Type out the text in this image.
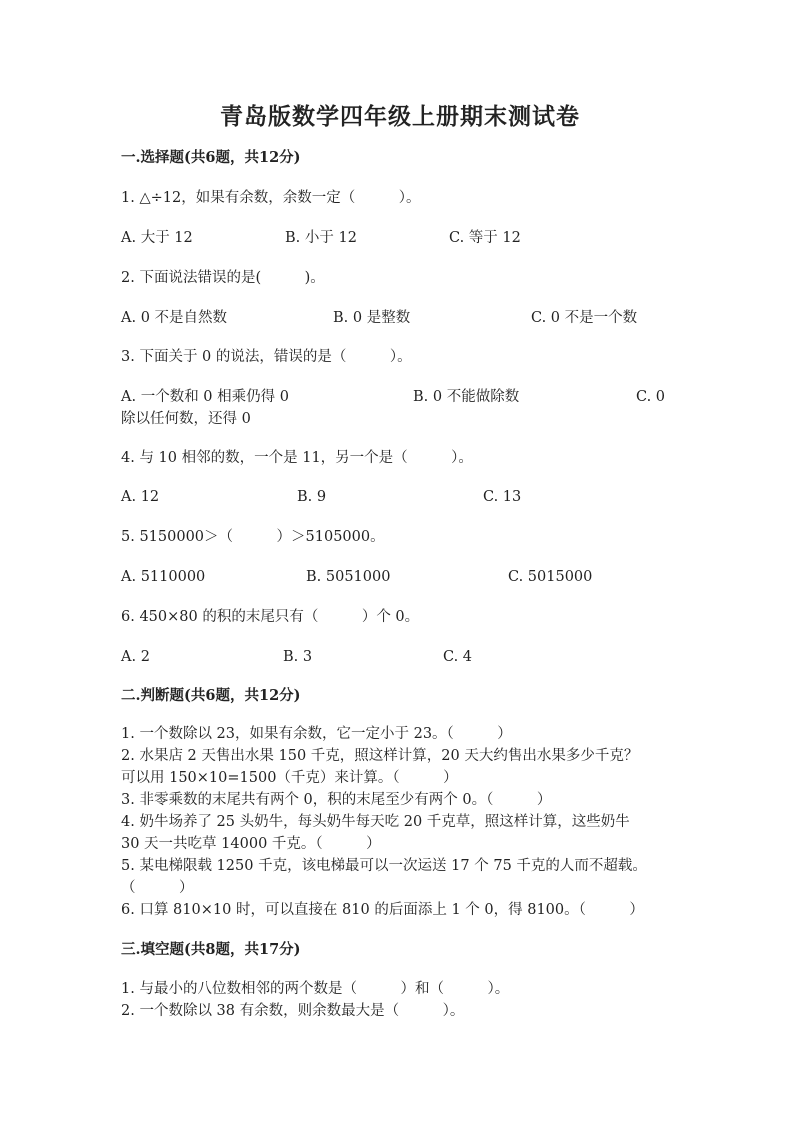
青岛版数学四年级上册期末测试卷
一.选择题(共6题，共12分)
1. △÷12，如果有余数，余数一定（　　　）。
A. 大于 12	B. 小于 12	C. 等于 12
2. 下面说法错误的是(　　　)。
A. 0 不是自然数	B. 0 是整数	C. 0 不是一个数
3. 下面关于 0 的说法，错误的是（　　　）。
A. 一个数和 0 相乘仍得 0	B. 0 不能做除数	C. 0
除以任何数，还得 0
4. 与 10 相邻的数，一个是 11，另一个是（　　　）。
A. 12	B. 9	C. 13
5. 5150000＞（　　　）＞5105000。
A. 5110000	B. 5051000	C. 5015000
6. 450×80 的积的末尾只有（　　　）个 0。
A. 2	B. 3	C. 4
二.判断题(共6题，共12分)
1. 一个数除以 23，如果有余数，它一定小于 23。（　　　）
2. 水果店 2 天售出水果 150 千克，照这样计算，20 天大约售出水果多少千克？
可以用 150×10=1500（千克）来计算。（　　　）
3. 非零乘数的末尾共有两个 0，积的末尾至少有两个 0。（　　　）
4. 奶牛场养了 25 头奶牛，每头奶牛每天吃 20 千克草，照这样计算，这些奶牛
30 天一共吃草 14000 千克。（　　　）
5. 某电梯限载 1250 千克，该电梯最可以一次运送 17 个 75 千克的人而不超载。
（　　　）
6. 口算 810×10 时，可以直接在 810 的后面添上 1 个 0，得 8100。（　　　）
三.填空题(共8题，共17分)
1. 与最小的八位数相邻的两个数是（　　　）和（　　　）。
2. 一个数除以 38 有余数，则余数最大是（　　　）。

# DO THIS:
Go through the listing above and quote it exactly, apart from its images.

# SOLUTION FOR THIS PROBLEM:
Type out the text in this image.
青岛版数学四年级上册期末测试卷
一.选择题(共6题，共12分)
1. △÷12，如果有余数，余数一定（　　　）。
A. 大于 12	B. 小于 12	C. 等于 12
2. 下面说法错误的是(　　　)。
A. 0 不是自然数	B. 0 是整数	C. 0 不是一个数
3. 下面关于 0 的说法，错误的是（　　　）。
A. 一个数和 0 相乘仍得 0	B. 0 不能做除数	C. 0
除以任何数，还得 0
4. 与 10 相邻的数，一个是 11，另一个是（　　　）。
A. 12	B. 9	C. 13
5. 5150000＞（　　　）＞5105000。
A. 5110000	B. 5051000	C. 5015000
6. 450×80 的积的末尾只有（　　　）个 0。
A. 2	B. 3	C. 4
二.判断题(共6题，共12分)
1. 一个数除以 23，如果有余数，它一定小于 23。（　　　）
2. 水果店 2 天售出水果 150 千克，照这样计算，20 天大约售出水果多少千克？
可以用 150×10=1500（千克）来计算。（　　　）
3. 非零乘数的末尾共有两个 0，积的末尾至少有两个 0。（　　　）
4. 奶牛场养了 25 头奶牛，每头奶牛每天吃 20 千克草，照这样计算，这些奶牛
30 天一共吃草 14000 千克。（　　　）
5. 某电梯限载 1250 千克，该电梯最可以一次运送 17 个 75 千克的人而不超载。
（　　　）
6. 口算 810×10 时，可以直接在 810 的后面添上 1 个 0，得 8100。（　　　）
三.填空题(共8题，共17分)
1. 与最小的八位数相邻的两个数是（　　　）和（　　　）。
2. 一个数除以 38 有余数，则余数最大是（　　　）。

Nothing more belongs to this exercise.